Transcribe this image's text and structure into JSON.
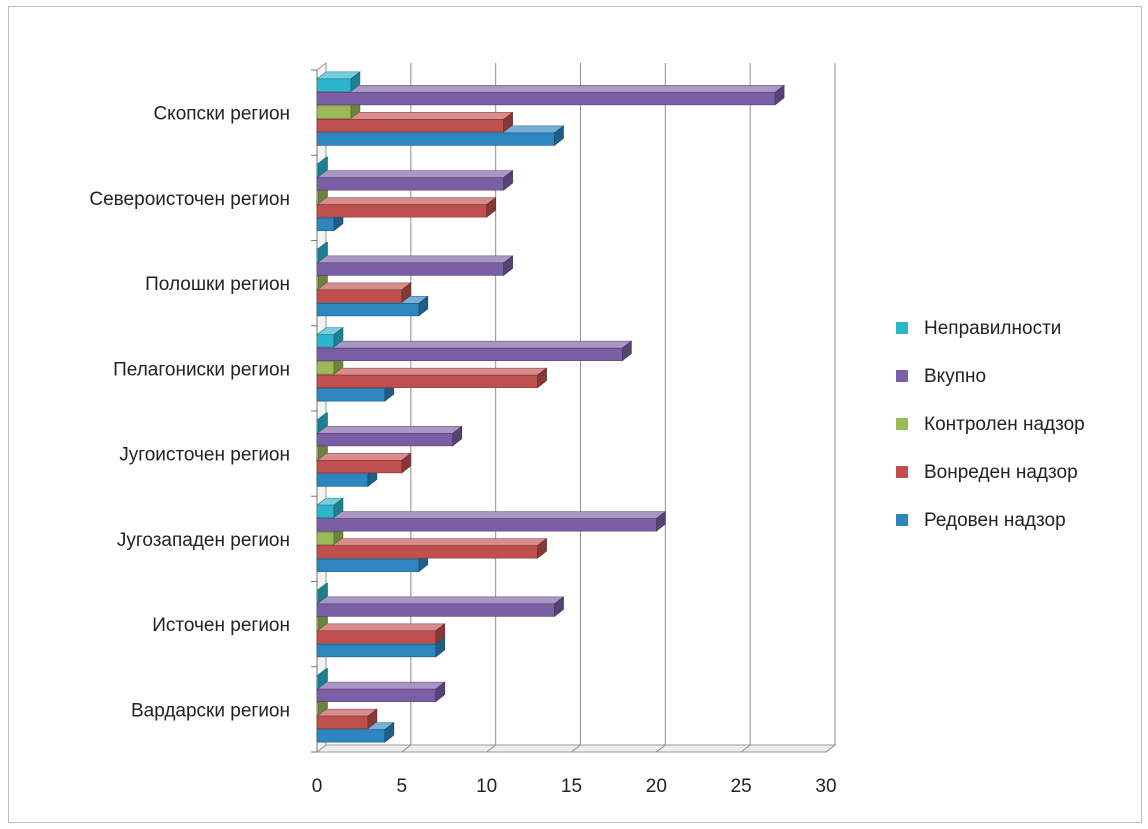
{
  "chart_data": {
    "type": "bar",
    "orientation": "horizontal",
    "style": "3d-clustered",
    "title": "",
    "xlabel": "",
    "ylabel": "",
    "xlim": [
      0,
      30
    ],
    "x_ticks": [
      "0",
      "5",
      "10",
      "15",
      "20",
      "25",
      "30"
    ],
    "grid": "vertical",
    "legend_position": "right",
    "categories": [
      "Скопски регион",
      "Североисточен регион",
      "Полошки регион",
      "Пелагониски регион",
      "Југоисточен регион",
      "Југозападен  регион",
      "Источен регион",
      "Вардарски регион"
    ],
    "series": [
      {
        "name": "Неправилности",
        "color": "#2cb5cf",
        "values": [
          2,
          0,
          0,
          1,
          0,
          1,
          0,
          0
        ]
      },
      {
        "name": "Вкупно",
        "color": "#7b5fa6",
        "values": [
          27,
          11,
          11,
          18,
          8,
          20,
          14,
          7
        ]
      },
      {
        "name": "Контролен надзор",
        "color": "#9bbb59",
        "values": [
          2,
          0,
          0,
          1,
          0,
          1,
          0,
          0
        ]
      },
      {
        "name": "Вонреден надзор",
        "color": "#c0504d",
        "values": [
          11,
          10,
          5,
          13,
          5,
          13,
          7,
          3
        ]
      },
      {
        "name": "Редовен надзор",
        "color": "#2e86c1",
        "values": [
          14,
          1,
          6,
          4,
          3,
          6,
          7,
          4
        ]
      }
    ]
  }
}
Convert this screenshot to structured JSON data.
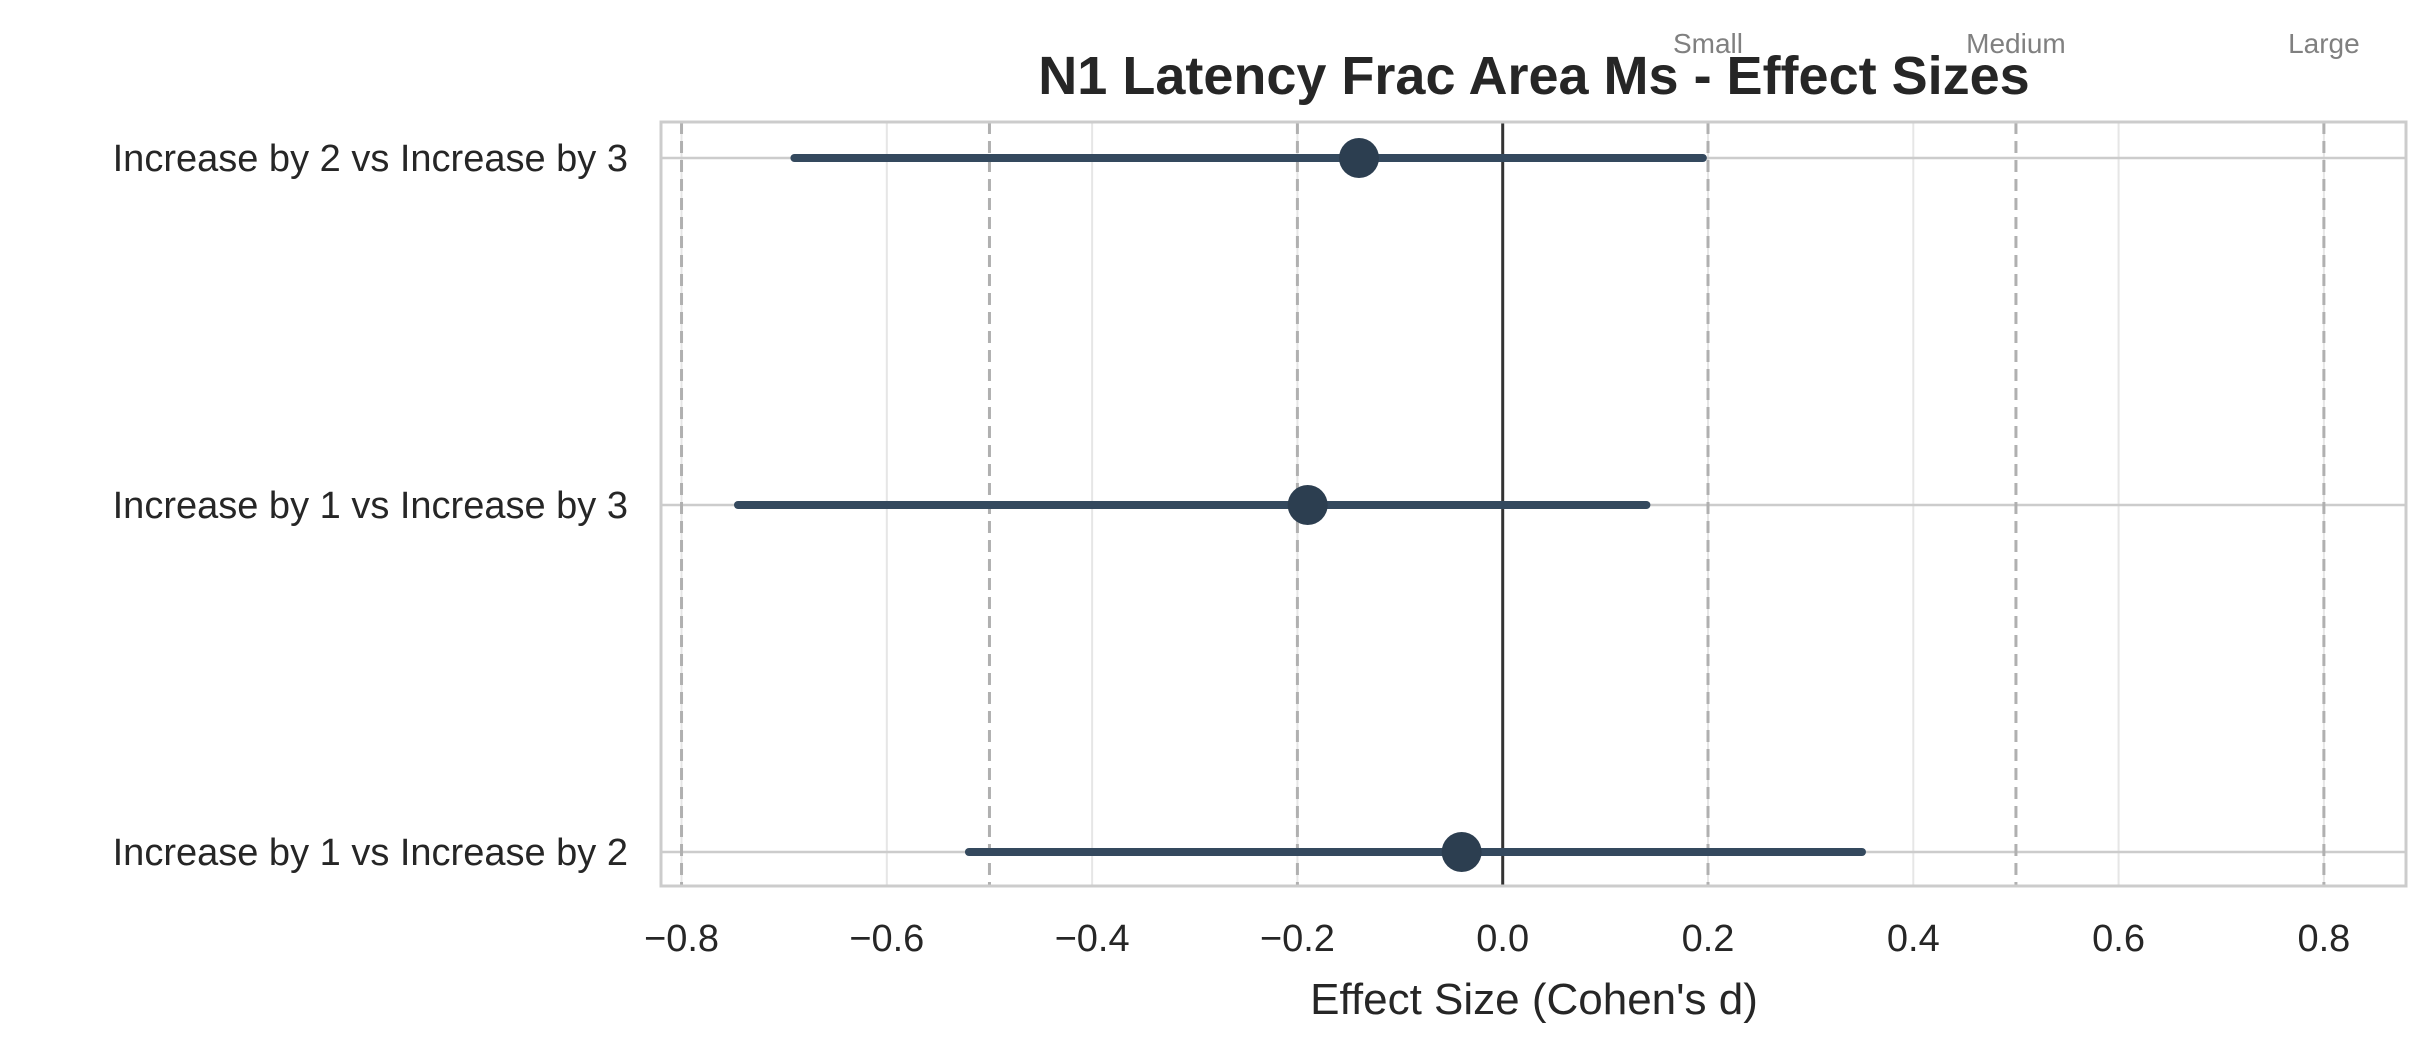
{
  "chart_data": {
    "type": "forest",
    "title": "N1 Latency Frac Area Ms - Effect Sizes",
    "xlabel": "Effect Size (Cohen's d)",
    "ylabel": "",
    "xlim": [
      -0.82,
      0.88
    ],
    "xticks": [
      -0.8,
      -0.6,
      -0.4,
      -0.2,
      0.0,
      0.2,
      0.4,
      0.6,
      0.8
    ],
    "xtick_labels": [
      "−0.8",
      "−0.6",
      "−0.4",
      "−0.2",
      "0.0",
      "0.2",
      "0.4",
      "0.6",
      "0.8"
    ],
    "grid": true,
    "zero_line": 0.0,
    "thresholds": [
      {
        "value": -0.8,
        "label": ""
      },
      {
        "value": -0.5,
        "label": ""
      },
      {
        "value": -0.2,
        "label": ""
      },
      {
        "value": 0.2,
        "label": "Small"
      },
      {
        "value": 0.5,
        "label": "Medium"
      },
      {
        "value": 0.8,
        "label": "Large"
      }
    ],
    "comparisons": [
      {
        "label": "Increase by 2 vs Increase by 3",
        "d": -0.14,
        "ci_low": -0.69,
        "ci_high": 0.195
      },
      {
        "label": "Increase by 1 vs Increase by 3",
        "d": -0.19,
        "ci_low": -0.745,
        "ci_high": 0.14
      },
      {
        "label": "Increase by 1 vs Increase by 2",
        "d": -0.04,
        "ci_low": -0.52,
        "ci_high": 0.35
      }
    ],
    "colors": {
      "marker": "#2c3e50",
      "line": "#34495e",
      "zero_line": "#333333",
      "threshold": "#b0b0b0",
      "grid": "#e6e6e6",
      "frame": "#cccccc"
    }
  }
}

# # # # # # #

● Goal of the exercise:
In the listing above, locate each line with "grid" and copy it.

● Exercise result:
    "grid": "vertical",
    "grid": true,
      "grid": "#e6e6e6",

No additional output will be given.